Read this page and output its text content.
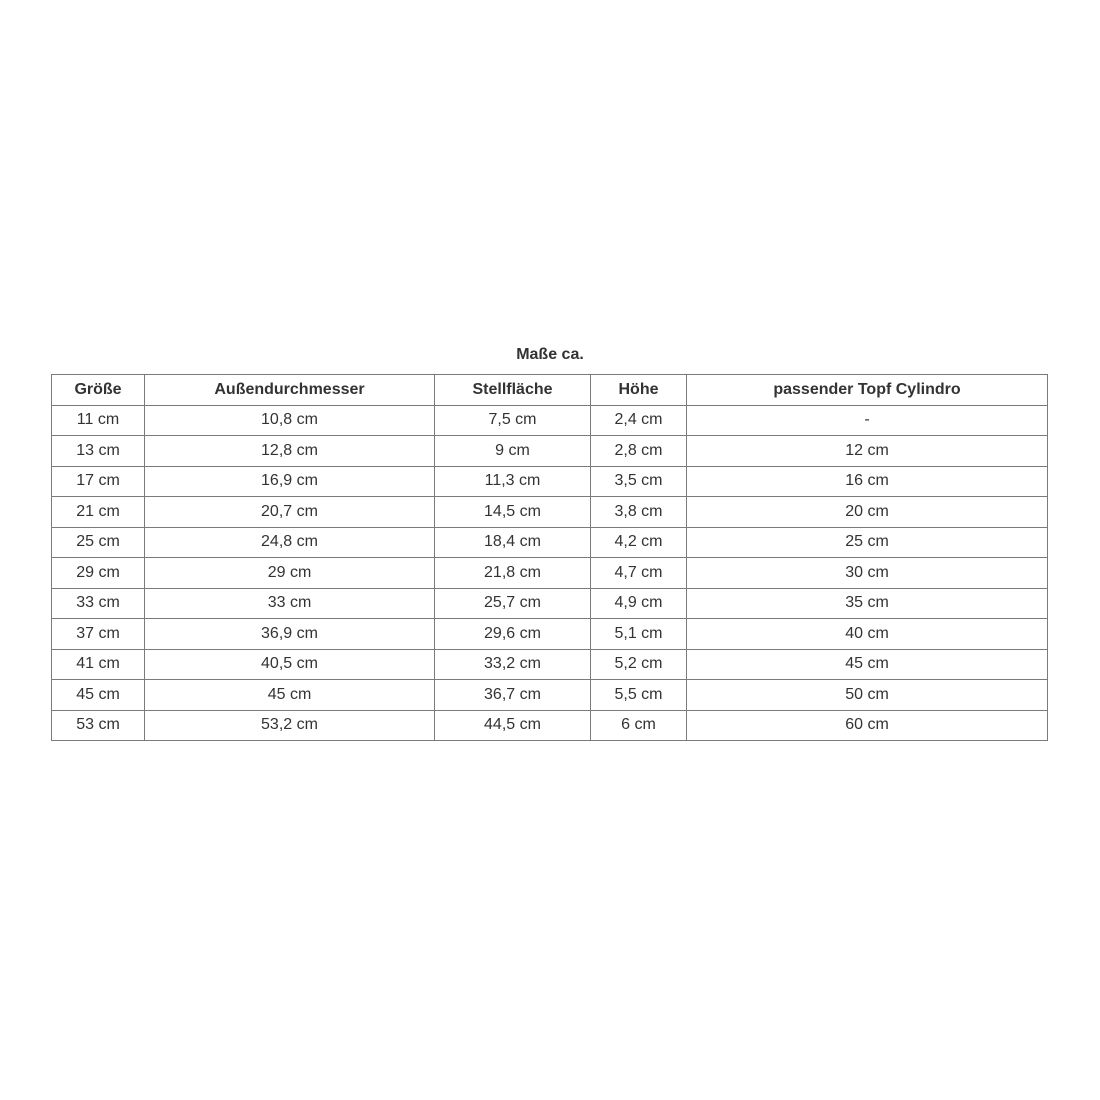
Maße ca.
Größe	Außendurchmesser	Stellfläche	Höhe	passender Topf Cylindro
11 cm	10,8 cm	7,5 cm	2,4 cm	-
13 cm	12,8 cm	9 cm	2,8 cm	12 cm
17 cm	16,9 cm	11,3 cm	3,5 cm	16 cm
21 cm	20,7 cm	14,5 cm	3,8 cm	20 cm
25 cm	24,8 cm	18,4 cm	4,2 cm	25 cm
29 cm	29 cm	21,8 cm	4,7 cm	30 cm
33 cm	33 cm	25,7 cm	4,9 cm	35 cm
37 cm	36,9 cm	29,6 cm	5,1 cm	40 cm
41 cm	40,5 cm	33,2 cm	5,2 cm	45 cm
45 cm	45 cm	36,7 cm	5,5 cm	50 cm
53 cm	53,2 cm	44,5 cm	6 cm	60 cm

########

The problem: Your copy of the data should match it exactly, except that pictures are left out.

Solution below:
Read this page and output its text content.
Maße ca.
Größe	Außendurchmesser	Stellfläche	Höhe	passender Topf Cylindro
11 cm	10,8 cm	7,5 cm	2,4 cm	-
13 cm	12,8 cm	9 cm	2,8 cm	12 cm
17 cm	16,9 cm	11,3 cm	3,5 cm	16 cm
21 cm	20,7 cm	14,5 cm	3,8 cm	20 cm
25 cm	24,8 cm	18,4 cm	4,2 cm	25 cm
29 cm	29 cm	21,8 cm	4,7 cm	30 cm
33 cm	33 cm	25,7 cm	4,9 cm	35 cm
37 cm	36,9 cm	29,6 cm	5,1 cm	40 cm
41 cm	40,5 cm	33,2 cm	5,2 cm	45 cm
45 cm	45 cm	36,7 cm	5,5 cm	50 cm
53 cm	53,2 cm	44,5 cm	6 cm	60 cm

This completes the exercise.